• What to produce:
Copy out each line exactly as it appears.

• Information provided:
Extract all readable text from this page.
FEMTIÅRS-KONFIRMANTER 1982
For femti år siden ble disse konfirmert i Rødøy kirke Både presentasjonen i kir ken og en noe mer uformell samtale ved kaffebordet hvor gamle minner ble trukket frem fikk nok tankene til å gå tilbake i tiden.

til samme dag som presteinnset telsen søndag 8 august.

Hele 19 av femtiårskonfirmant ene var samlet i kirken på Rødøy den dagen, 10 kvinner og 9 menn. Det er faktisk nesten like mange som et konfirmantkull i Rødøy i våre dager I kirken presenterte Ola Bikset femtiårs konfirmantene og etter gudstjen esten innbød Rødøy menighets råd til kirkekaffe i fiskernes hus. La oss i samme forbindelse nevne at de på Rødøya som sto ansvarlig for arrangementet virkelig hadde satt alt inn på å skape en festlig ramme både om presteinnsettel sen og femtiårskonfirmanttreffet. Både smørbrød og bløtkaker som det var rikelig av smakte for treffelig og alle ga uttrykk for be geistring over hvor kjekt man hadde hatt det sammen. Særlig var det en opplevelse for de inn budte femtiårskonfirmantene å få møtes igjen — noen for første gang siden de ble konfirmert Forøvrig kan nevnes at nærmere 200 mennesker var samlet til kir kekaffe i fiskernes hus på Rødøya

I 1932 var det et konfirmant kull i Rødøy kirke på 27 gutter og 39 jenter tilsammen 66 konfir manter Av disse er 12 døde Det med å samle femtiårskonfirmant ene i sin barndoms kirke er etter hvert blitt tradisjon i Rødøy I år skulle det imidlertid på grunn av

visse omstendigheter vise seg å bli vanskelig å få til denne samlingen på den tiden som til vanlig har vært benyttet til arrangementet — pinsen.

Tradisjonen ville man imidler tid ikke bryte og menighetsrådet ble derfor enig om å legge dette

• Written response:
Extract all readable text from this page.
FEMTIÅRS-KONFIRMANTER 1982
For femti år siden ble disse konfirmert i Rødøy kirke Både presentasjonen i kir ken og en noe mer uformell samtale ved kaffebordet hvor gamle minner ble trukket frem fikk nok tankene til å gå tilbake i tiden.

til samme dag som presteinnset telsen søndag 8 august.

Hele 19 av femtiårskonfirmant ene var samlet i kirken på Rødøy den dagen, 10 kvinner og 9 menn. Det er faktisk nesten like mange som et konfirmantkull i Rødøy i våre dager I kirken presenterte Ola Bikset femtiårs konfirmantene og etter gudstjen esten innbød Rødøy menighets råd til kirkekaffe i fiskernes hus. La oss i samme forbindelse nevne at de på Rødøya som sto ansvarlig for arrangementet virkelig hadde satt alt inn på å skape en festlig ramme både om presteinnsettel sen og femtiårskonfirmanttreffet. Både smørbrød og bløtkaker som det var rikelig av smakte for treffelig og alle ga uttrykk for be geistring over hvor kjekt man hadde hatt det sammen. Særlig var det en opplevelse for de inn budte femtiårskonfirmantene å få møtes igjen — noen for første gang siden de ble konfirmert Forøvrig kan nevnes at nærmere 200 mennesker var samlet til kir kekaffe i fiskernes hus på Rødøya

I 1932 var det et konfirmant kull i Rødøy kirke på 27 gutter og 39 jenter tilsammen 66 konfir manter Av disse er 12 døde Det med å samle femtiårskonfirmant ene i sin barndoms kirke er etter hvert blitt tradisjon i Rødøy I år skulle det imidlertid på grunn av

visse omstendigheter vise seg å bli vanskelig å få til denne samlingen på den tiden som til vanlig har vært benyttet til arrangementet — pinsen.

Tradisjonen ville man imidler tid ikke bryte og menighetsrådet ble derfor enig om å legge dette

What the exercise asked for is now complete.